* STATED PROBLEM *
Give all of the lines again, with nothing added or dropped.

<<<<

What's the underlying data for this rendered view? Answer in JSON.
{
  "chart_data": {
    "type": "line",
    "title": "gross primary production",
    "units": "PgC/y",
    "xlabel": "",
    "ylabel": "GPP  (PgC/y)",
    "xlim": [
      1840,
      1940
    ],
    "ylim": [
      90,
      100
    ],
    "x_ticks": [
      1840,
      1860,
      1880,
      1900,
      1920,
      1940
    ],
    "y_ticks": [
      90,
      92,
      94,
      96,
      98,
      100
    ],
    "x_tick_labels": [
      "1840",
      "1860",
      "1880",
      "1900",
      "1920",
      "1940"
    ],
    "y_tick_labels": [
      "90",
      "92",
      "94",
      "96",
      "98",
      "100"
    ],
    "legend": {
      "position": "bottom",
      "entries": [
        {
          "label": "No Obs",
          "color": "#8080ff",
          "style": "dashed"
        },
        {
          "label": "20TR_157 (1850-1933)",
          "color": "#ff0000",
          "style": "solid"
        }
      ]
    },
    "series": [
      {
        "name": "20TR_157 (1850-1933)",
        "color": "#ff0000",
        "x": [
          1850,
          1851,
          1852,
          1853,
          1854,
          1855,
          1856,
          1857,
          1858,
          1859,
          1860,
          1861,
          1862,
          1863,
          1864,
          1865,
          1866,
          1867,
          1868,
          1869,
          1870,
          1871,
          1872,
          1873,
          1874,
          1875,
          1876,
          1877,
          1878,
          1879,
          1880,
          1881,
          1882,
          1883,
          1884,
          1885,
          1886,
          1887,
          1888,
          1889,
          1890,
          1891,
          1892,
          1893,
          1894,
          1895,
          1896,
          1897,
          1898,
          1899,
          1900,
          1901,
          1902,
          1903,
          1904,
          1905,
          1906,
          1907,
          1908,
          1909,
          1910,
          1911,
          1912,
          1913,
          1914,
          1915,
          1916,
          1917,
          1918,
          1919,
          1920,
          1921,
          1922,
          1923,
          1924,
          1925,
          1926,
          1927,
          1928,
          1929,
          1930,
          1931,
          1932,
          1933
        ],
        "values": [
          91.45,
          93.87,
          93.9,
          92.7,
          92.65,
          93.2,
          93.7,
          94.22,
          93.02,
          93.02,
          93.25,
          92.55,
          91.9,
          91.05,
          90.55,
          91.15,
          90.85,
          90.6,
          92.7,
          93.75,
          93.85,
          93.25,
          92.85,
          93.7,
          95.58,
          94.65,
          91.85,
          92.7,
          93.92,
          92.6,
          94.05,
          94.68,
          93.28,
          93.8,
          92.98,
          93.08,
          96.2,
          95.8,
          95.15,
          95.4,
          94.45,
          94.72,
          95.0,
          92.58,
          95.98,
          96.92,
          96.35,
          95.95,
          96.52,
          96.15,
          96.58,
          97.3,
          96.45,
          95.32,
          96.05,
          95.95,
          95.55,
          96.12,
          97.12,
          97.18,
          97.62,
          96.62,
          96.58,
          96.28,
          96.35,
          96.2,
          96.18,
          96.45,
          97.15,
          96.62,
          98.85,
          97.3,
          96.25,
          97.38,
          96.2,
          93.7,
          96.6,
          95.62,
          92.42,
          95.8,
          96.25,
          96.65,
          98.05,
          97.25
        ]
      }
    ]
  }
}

>>>>

* EXERCISE RESULT *
What's the underlying data for this rendered view? Answer in JSON.
{
  "chart_data": {
    "type": "line",
    "title": "gross primary production",
    "units": "PgC/y",
    "xlabel": "",
    "ylabel": "GPP  (PgC/y)",
    "xlim": [
      1840,
      1940
    ],
    "ylim": [
      90,
      100
    ],
    "x_ticks": [
      1840,
      1860,
      1880,
      1900,
      1920,
      1940
    ],
    "y_ticks": [
      90,
      92,
      94,
      96,
      98,
      100
    ],
    "x_tick_labels": [
      "1840",
      "1860",
      "1880",
      "1900",
      "1920",
      "1940"
    ],
    "y_tick_labels": [
      "90",
      "92",
      "94",
      "96",
      "98",
      "100"
    ],
    "legend": {
      "position": "bottom",
      "entries": [
        {
          "label": "No Obs",
          "color": "#8080ff",
          "style": "dashed"
        },
        {
          "label": "20TR_157 (1850-1933)",
          "color": "#ff0000",
          "style": "solid"
        }
      ]
    },
    "series": [
      {
        "name": "20TR_157 (1850-1933)",
        "color": "#ff0000",
        "x": [
          1850,
          1851,
          1852,
          1853,
          1854,
          1855,
          1856,
          1857,
          1858,
          1859,
          1860,
          1861,
          1862,
          1863,
          1864,
          1865,
          1866,
          1867,
          1868,
          1869,
          1870,
          1871,
          1872,
          1873,
          1874,
          1875,
          1876,
          1877,
          1878,
          1879,
          1880,
          1881,
          1882,
          1883,
          1884,
          1885,
          1886,
          1887,
          1888,
          1889,
          1890,
          1891,
          1892,
          1893,
          1894,
          1895,
          1896,
          1897,
          1898,
          1899,
          1900,
          1901,
          1902,
          1903,
          1904,
          1905,
          1906,
          1907,
          1908,
          1909,
          1910,
          1911,
          1912,
          1913,
          1914,
          1915,
          1916,
          1917,
          1918,
          1919,
          1920,
          1921,
          1922,
          1923,
          1924,
          1925,
          1926,
          1927,
          1928,
          1929,
          1930,
          1931,
          1932,
          1933
        ],
        "values": [
          91.45,
          93.87,
          93.9,
          92.7,
          92.65,
          93.2,
          93.7,
          94.22,
          93.02,
          93.02,
          93.25,
          92.55,
          91.9,
          91.05,
          90.55,
          91.15,
          90.85,
          90.6,
          92.7,
          93.75,
          93.85,
          93.25,
          92.85,
          93.7,
          95.58,
          94.65,
          91.85,
          92.7,
          93.92,
          92.6,
          94.05,
          94.68,
          93.28,
          93.8,
          92.98,
          93.08,
          96.2,
          95.8,
          95.15,
          95.4,
          94.45,
          94.72,
          95.0,
          92.58,
          95.98,
          96.92,
          96.35,
          95.95,
          96.52,
          96.15,
          96.58,
          97.3,
          96.45,
          95.32,
          96.05,
          95.95,
          95.55,
          96.12,
          97.12,
          97.18,
          97.62,
          96.62,
          96.58,
          96.28,
          96.35,
          96.2,
          96.18,
          96.45,
          97.15,
          96.62,
          98.85,
          97.3,
          96.25,
          97.38,
          96.2,
          93.7,
          96.6,
          95.62,
          92.42,
          95.8,
          96.25,
          96.65,
          98.05,
          97.25
        ]
      }
    ]
  }
}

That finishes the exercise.